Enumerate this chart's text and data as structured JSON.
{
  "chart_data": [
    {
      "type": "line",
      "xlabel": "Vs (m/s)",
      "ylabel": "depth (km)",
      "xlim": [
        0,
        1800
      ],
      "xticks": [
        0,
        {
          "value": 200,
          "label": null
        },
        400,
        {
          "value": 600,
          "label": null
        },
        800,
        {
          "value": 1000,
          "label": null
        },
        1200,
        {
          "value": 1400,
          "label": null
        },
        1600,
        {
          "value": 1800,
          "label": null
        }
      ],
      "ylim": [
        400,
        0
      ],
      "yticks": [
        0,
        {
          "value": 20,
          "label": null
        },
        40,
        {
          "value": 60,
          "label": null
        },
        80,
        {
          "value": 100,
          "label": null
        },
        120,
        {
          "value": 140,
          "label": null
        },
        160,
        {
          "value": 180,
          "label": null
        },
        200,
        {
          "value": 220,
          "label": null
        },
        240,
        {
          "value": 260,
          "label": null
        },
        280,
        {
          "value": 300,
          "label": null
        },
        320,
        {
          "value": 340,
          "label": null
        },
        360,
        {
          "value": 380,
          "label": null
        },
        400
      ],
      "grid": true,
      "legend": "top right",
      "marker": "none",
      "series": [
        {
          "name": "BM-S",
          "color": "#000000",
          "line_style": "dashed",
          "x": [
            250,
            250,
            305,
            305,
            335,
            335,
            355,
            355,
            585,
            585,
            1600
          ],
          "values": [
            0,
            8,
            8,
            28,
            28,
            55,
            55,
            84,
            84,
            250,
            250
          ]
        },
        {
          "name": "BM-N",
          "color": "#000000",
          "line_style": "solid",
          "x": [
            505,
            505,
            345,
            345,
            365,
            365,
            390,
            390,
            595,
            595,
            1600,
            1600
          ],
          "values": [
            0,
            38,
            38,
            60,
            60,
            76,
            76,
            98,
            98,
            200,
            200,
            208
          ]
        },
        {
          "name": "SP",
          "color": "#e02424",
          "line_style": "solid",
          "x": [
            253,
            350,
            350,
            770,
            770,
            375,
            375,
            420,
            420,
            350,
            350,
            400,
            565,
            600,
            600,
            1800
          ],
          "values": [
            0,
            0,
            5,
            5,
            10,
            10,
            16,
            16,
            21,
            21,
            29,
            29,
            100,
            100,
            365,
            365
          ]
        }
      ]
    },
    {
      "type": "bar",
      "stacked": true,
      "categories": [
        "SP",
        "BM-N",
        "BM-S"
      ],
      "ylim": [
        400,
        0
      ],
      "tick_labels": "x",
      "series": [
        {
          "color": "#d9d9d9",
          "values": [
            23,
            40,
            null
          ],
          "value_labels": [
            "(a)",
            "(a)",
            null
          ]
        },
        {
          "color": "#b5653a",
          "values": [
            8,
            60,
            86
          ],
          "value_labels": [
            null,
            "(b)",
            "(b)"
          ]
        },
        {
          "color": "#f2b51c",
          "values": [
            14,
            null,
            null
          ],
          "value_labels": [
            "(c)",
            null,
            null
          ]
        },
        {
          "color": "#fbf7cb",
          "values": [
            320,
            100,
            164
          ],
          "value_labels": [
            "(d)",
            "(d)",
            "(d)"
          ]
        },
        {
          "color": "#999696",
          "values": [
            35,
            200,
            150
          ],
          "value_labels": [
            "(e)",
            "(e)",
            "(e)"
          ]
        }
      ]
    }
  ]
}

┄┄┄┄┄┄┄┄┄┄

Working from the material above, retype it in its entirety without change.

→ **RESULT**
Enumerate this chart's text and data as structured JSON.
{
  "chart_data": [
    {
      "type": "line",
      "xlabel": "Vs (m/s)",
      "ylabel": "depth (km)",
      "xlim": [
        0,
        1800
      ],
      "xticks": [
        0,
        {
          "value": 200,
          "label": null
        },
        400,
        {
          "value": 600,
          "label": null
        },
        800,
        {
          "value": 1000,
          "label": null
        },
        1200,
        {
          "value": 1400,
          "label": null
        },
        1600,
        {
          "value": 1800,
          "label": null
        }
      ],
      "ylim": [
        400,
        0
      ],
      "yticks": [
        0,
        {
          "value": 20,
          "label": null
        },
        40,
        {
          "value": 60,
          "label": null
        },
        80,
        {
          "value": 100,
          "label": null
        },
        120,
        {
          "value": 140,
          "label": null
        },
        160,
        {
          "value": 180,
          "label": null
        },
        200,
        {
          "value": 220,
          "label": null
        },
        240,
        {
          "value": 260,
          "label": null
        },
        280,
        {
          "value": 300,
          "label": null
        },
        320,
        {
          "value": 340,
          "label": null
        },
        360,
        {
          "value": 380,
          "label": null
        },
        400
      ],
      "grid": true,
      "legend": "top right",
      "marker": "none",
      "series": [
        {
          "name": "BM-S",
          "color": "#000000",
          "line_style": "dashed",
          "x": [
            250,
            250,
            305,
            305,
            335,
            335,
            355,
            355,
            585,
            585,
            1600
          ],
          "values": [
            0,
            8,
            8,
            28,
            28,
            55,
            55,
            84,
            84,
            250,
            250
          ]
        },
        {
          "name": "BM-N",
          "color": "#000000",
          "line_style": "solid",
          "x": [
            505,
            505,
            345,
            345,
            365,
            365,
            390,
            390,
            595,
            595,
            1600,
            1600
          ],
          "values": [
            0,
            38,
            38,
            60,
            60,
            76,
            76,
            98,
            98,
            200,
            200,
            208
          ]
        },
        {
          "name": "SP",
          "color": "#e02424",
          "line_style": "solid",
          "x": [
            253,
            350,
            350,
            770,
            770,
            375,
            375,
            420,
            420,
            350,
            350,
            400,
            565,
            600,
            600,
            1800
          ],
          "values": [
            0,
            0,
            5,
            5,
            10,
            10,
            16,
            16,
            21,
            21,
            29,
            29,
            100,
            100,
            365,
            365
          ]
        }
      ]
    },
    {
      "type": "bar",
      "stacked": true,
      "categories": [
        "SP",
        "BM-N",
        "BM-S"
      ],
      "ylim": [
        400,
        0
      ],
      "tick_labels": "x",
      "series": [
        {
          "color": "#d9d9d9",
          "values": [
            23,
            40,
            null
          ],
          "value_labels": [
            "(a)",
            "(a)",
            null
          ]
        },
        {
          "color": "#b5653a",
          "values": [
            8,
            60,
            86
          ],
          "value_labels": [
            null,
            "(b)",
            "(b)"
          ]
        },
        {
          "color": "#f2b51c",
          "values": [
            14,
            null,
            null
          ],
          "value_labels": [
            "(c)",
            null,
            null
          ]
        },
        {
          "color": "#fbf7cb",
          "values": [
            320,
            100,
            164
          ],
          "value_labels": [
            "(d)",
            "(d)",
            "(d)"
          ]
        },
        {
          "color": "#999696",
          "values": [
            35,
            200,
            150
          ],
          "value_labels": [
            "(e)",
            "(e)",
            "(e)"
          ]
        }
      ]
    }
  ]
}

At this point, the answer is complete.